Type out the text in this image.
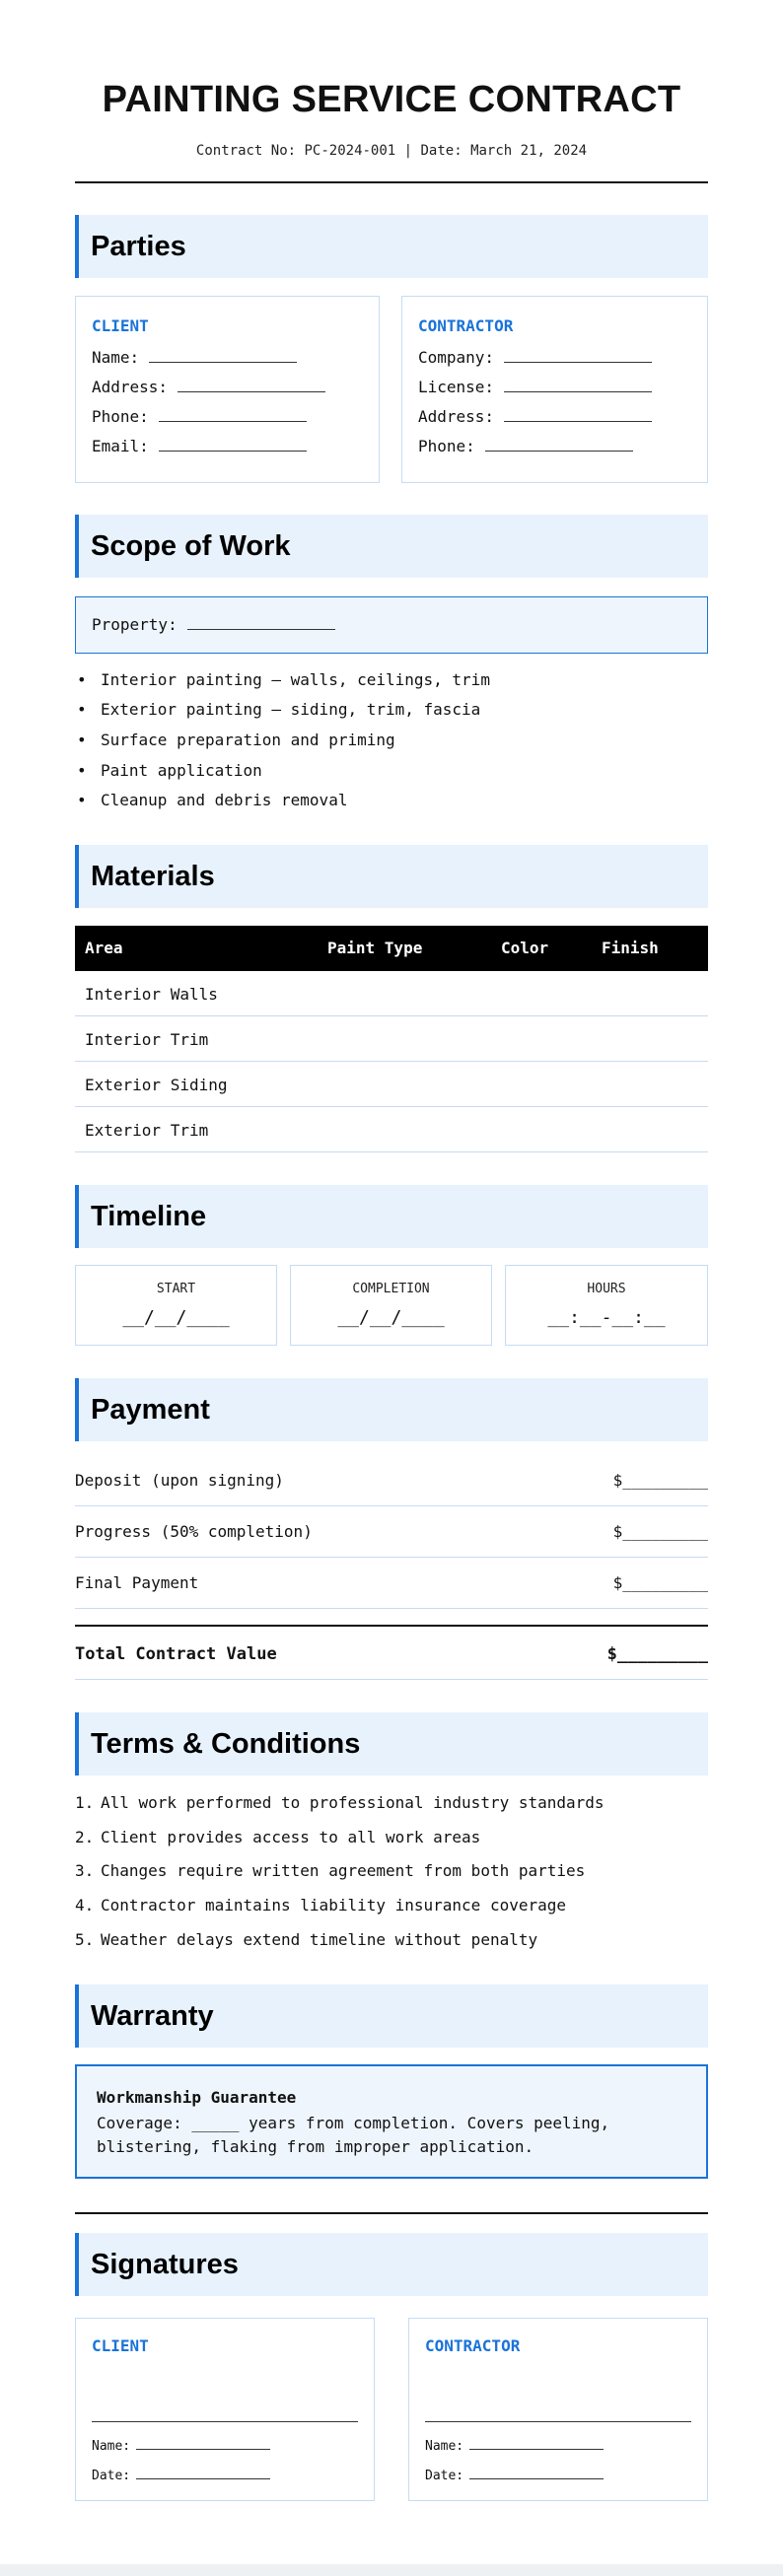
PAINTING SERVICE CONTRACT
Contract No: PC-2024-001 | Date: March 21, 2024
Parties
CLIENT
Name:
Address:
Phone:
Email:
CONTRACTOR
Company:
License:
Address:
Phone:
Scope of Work
Property:
• Interior painting – walls, ceilings, trim
• Exterior painting – siding, trim, fascia
• Surface preparation and priming
• Paint application
• Cleanup and debris removal
Materials
Area	Paint Type	Color	Finish
Interior Walls
Interior Trim
Exterior Siding
Exterior Trim
Timeline
START
__/__/____
COMPLETION
__/__/____
HOURS
__:__-__:__
Payment
Deposit (upon signing)	$_________
Progress (50% completion)	$_________
Final Payment	$_________
Total Contract Value	$_________
Terms & Conditions
1. All work performed to professional industry standards
2. Client provides access to all work areas
3. Changes require written agreement from both parties
4. Contractor maintains liability insurance coverage
5. Weather delays extend timeline without penalty
Warranty
Workmanship Guarantee
Coverage: _____ years from completion. Covers peeling, blistering, flaking from improper application.
Signatures
CLIENT
Name:
Date:
CONTRACTOR
Name:
Date:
= = = = =
# Instruction:
Pictures are excluded; output everything else in the data verbatim.

# Written reply:
Type out the text in this image.
PAINTING SERVICE CONTRACT
Contract No: PC-2024-001 | Date: March 21, 2024
Parties
CLIENT
Name:
Address:
Phone:
Email:
CONTRACTOR
Company:
License:
Address:
Phone:
Scope of Work
Property:
• Interior painting – walls, ceilings, trim
• Exterior painting – siding, trim, fascia
• Surface preparation and priming
• Paint application
• Cleanup and debris removal
Materials
Area	Paint Type	Color	Finish
Interior Walls
Interior Trim
Exterior Siding
Exterior Trim
Timeline
START
__/__/____
COMPLETION
__/__/____
HOURS
__:__-__:__
Payment
Deposit (upon signing)	$_________
Progress (50% completion)	$_________
Final Payment	$_________
Total Contract Value	$_________
Terms & Conditions
1. All work performed to professional industry standards
2. Client provides access to all work areas
3. Changes require written agreement from both parties
4. Contractor maintains liability insurance coverage
5. Weather delays extend timeline without penalty
Warranty
Workmanship Guarantee
Coverage: _____ years from completion. Covers peeling, blistering, flaking from improper application.
Signatures
CLIENT
Name:
Date:
CONTRACTOR
Name:
Date:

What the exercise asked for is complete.